Goal:
Print all the entries verbatim.

Task inputs:
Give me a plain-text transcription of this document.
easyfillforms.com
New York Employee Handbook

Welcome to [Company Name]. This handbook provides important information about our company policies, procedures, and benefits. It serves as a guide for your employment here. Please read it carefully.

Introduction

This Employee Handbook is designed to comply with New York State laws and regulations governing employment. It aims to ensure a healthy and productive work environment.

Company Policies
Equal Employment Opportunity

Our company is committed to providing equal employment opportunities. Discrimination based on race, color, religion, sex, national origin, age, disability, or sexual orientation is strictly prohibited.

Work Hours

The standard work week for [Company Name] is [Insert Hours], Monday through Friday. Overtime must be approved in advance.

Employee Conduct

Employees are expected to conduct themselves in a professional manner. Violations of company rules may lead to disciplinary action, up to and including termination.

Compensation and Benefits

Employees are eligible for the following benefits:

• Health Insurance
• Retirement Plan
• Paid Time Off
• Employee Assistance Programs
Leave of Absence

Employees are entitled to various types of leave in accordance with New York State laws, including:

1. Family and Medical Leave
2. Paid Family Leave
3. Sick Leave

Full answer:
Give me a plain-text transcription of this document.
easyfillforms.com
New York Employee Handbook

Welcome to [Company Name]. This handbook provides important information about our company policies, procedures, and benefits. It serves as a guide for your employment here. Please read it carefully.

Introduction

This Employee Handbook is designed to comply with New York State laws and regulations governing employment. It aims to ensure a healthy and productive work environment.

Company Policies
Equal Employment Opportunity

Our company is committed to providing equal employment opportunities. Discrimination based on race, color, religion, sex, national origin, age, disability, or sexual orientation is strictly prohibited.

Work Hours

The standard work week for [Company Name] is [Insert Hours], Monday through Friday. Overtime must be approved in advance.

Employee Conduct

Employees are expected to conduct themselves in a professional manner. Violations of company rules may lead to disciplinary action, up to and including termination.

Compensation and Benefits

Employees are eligible for the following benefits:

• Health Insurance
• Retirement Plan
• Paid Time Off
• Employee Assistance Programs
Leave of Absence

Employees are entitled to various types of leave in accordance with New York State laws, including:

1. Family and Medical Leave
2. Paid Family Leave
3. Sick Leave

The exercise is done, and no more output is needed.